To be done: Scan the material and copy every line in which "mean" appears.

Exercise input:
● ● ● ●

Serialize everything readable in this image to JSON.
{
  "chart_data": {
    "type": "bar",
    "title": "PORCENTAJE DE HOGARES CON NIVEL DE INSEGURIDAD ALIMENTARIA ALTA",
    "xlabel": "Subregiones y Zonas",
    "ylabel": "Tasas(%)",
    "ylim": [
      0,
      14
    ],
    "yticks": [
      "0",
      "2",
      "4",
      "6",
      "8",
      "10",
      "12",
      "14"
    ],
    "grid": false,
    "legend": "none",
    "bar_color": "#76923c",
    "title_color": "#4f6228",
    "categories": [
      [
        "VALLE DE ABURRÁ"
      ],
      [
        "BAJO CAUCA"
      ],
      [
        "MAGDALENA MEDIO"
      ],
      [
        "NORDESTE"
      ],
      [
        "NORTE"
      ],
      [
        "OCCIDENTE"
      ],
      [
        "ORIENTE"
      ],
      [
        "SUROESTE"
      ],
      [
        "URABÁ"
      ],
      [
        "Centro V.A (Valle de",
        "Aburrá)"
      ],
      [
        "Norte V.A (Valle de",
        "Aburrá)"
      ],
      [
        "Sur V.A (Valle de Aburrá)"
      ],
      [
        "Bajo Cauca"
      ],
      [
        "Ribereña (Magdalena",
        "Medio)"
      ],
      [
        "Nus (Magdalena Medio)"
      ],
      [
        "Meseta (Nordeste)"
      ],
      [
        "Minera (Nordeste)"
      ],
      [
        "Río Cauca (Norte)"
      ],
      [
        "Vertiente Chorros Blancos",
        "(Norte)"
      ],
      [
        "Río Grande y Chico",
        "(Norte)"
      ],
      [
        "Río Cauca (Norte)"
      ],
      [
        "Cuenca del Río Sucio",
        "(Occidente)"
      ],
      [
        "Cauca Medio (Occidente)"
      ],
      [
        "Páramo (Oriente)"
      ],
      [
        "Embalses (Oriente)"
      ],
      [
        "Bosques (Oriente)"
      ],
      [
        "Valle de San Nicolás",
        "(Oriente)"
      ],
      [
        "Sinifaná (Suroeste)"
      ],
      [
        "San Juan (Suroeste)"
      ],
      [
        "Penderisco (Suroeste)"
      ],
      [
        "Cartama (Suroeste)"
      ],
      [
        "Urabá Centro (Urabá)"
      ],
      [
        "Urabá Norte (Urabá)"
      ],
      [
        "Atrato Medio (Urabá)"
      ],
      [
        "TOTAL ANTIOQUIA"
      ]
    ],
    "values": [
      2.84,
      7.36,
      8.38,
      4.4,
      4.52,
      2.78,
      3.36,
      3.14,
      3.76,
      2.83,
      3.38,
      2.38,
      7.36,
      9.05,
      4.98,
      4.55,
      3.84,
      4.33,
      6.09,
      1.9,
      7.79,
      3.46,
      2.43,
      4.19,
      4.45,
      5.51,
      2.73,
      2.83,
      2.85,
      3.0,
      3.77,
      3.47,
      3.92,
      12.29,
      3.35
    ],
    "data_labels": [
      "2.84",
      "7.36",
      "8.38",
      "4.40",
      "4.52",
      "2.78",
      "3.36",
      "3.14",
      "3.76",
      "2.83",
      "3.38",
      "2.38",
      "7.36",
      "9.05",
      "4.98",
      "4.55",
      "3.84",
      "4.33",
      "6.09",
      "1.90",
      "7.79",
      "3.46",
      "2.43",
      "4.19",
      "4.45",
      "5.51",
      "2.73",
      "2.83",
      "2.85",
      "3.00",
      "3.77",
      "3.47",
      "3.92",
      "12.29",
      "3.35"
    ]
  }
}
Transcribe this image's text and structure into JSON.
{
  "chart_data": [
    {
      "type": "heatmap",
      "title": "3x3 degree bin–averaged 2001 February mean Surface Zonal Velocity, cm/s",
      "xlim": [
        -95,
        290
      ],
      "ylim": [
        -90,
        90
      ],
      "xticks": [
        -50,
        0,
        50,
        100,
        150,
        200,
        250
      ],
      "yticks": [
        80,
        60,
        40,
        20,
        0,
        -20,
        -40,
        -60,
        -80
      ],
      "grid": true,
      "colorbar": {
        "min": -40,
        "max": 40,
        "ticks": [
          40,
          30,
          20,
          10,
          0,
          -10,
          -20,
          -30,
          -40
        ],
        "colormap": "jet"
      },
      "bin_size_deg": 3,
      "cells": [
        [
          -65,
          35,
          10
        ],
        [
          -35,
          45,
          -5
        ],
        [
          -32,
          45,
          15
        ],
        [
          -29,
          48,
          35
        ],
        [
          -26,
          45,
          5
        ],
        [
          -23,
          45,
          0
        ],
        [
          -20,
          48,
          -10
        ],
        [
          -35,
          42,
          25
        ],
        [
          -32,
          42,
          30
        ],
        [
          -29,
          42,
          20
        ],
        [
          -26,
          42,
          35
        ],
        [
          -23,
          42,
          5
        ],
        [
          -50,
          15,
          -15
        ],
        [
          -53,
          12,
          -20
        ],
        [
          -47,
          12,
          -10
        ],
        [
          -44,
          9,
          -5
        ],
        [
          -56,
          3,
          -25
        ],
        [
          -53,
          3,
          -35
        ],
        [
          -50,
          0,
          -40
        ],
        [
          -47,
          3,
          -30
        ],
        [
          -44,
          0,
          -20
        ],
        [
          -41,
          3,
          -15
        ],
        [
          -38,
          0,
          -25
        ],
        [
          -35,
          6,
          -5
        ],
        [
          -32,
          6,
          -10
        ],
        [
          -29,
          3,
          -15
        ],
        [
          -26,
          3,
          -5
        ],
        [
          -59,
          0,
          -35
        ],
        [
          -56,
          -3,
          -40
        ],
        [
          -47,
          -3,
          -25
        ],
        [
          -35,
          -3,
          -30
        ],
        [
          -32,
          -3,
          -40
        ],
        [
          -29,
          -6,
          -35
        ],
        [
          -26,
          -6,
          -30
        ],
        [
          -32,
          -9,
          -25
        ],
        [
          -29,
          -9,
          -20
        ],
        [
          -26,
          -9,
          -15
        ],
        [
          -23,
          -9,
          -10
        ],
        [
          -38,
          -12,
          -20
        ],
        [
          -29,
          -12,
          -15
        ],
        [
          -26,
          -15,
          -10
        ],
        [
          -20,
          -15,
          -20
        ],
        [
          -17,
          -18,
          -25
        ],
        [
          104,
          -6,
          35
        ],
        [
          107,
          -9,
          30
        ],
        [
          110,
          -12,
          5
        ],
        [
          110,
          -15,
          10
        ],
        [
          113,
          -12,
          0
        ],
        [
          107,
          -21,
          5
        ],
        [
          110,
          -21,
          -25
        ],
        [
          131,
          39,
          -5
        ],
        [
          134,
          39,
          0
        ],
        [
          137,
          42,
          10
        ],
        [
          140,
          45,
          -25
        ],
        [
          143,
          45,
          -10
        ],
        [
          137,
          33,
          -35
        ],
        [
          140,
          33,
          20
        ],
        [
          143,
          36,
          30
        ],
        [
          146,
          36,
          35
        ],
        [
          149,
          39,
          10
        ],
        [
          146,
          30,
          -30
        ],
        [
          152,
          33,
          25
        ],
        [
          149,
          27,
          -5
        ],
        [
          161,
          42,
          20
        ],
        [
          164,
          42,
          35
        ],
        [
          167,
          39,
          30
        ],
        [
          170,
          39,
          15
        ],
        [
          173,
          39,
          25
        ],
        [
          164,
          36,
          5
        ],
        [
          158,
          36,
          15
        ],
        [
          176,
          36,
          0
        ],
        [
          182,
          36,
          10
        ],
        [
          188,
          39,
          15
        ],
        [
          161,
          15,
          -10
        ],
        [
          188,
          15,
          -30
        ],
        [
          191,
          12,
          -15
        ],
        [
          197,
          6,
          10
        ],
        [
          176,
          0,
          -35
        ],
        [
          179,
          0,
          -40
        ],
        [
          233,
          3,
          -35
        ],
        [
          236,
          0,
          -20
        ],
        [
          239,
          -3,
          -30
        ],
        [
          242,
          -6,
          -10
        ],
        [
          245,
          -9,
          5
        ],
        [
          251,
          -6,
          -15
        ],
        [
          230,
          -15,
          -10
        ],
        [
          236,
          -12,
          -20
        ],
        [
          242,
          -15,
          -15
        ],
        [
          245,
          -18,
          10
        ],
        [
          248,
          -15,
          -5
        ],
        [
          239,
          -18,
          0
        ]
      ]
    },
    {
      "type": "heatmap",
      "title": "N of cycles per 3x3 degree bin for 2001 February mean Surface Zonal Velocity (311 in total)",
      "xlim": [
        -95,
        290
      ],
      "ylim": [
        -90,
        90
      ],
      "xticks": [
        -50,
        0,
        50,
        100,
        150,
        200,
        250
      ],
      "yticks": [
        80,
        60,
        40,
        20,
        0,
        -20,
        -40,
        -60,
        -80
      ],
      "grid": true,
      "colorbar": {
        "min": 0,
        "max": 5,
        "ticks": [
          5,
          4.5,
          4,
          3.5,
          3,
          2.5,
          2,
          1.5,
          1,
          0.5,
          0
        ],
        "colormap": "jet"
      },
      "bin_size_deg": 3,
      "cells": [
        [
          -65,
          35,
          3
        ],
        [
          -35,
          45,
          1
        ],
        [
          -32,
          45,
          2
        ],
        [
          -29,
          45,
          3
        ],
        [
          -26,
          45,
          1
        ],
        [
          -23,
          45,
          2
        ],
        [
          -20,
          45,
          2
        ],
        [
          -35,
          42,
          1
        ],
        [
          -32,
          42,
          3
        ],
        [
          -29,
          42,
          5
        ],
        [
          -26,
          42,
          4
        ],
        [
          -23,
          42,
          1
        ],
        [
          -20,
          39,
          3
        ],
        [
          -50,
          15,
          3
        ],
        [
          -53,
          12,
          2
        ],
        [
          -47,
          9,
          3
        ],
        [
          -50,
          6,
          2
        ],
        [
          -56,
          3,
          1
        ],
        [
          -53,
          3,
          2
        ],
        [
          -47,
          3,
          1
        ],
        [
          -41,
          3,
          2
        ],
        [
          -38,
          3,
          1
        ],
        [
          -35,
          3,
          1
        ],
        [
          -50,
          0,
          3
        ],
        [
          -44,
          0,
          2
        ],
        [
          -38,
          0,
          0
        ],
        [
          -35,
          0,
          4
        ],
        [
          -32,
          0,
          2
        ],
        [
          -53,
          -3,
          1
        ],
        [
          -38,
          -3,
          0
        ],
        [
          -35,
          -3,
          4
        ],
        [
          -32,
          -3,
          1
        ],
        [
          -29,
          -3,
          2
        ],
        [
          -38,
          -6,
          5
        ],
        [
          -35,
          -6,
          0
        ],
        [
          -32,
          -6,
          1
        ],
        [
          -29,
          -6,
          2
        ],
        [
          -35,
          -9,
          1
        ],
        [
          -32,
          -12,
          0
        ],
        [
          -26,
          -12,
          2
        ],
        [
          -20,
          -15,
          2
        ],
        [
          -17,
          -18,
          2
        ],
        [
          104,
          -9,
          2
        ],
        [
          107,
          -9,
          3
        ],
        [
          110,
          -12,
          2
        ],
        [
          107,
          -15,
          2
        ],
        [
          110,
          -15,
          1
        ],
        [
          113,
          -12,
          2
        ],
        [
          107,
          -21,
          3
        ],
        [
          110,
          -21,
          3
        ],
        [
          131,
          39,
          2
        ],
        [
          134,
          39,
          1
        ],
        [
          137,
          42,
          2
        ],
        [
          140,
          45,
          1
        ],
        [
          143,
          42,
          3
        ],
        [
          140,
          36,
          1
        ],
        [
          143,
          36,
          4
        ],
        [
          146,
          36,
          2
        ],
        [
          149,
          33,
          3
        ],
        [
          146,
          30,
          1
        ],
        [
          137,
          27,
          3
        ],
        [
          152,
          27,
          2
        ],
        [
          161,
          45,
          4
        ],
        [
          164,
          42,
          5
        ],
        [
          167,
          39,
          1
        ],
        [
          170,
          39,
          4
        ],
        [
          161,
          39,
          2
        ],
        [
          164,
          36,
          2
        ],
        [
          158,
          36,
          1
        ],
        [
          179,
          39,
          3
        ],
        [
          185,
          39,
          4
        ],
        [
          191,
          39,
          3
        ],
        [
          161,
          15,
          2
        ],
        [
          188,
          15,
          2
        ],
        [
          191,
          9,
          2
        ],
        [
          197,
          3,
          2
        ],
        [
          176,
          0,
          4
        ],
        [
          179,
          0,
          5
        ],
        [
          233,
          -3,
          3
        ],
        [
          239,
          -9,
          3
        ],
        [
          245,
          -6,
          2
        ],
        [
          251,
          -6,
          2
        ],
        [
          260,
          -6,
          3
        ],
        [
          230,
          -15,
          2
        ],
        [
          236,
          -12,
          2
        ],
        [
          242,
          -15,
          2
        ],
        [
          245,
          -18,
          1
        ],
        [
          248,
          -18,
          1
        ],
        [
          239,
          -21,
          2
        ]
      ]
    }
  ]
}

● ● ● ●

Response to this task:
      "title": "3x3 degree bin–averaged 2001 February mean Surface Zonal Velocity, cm/s",
      "title": "N of cycles per 3x3 degree bin for 2001 February mean Surface Zonal Velocity (311 in total)",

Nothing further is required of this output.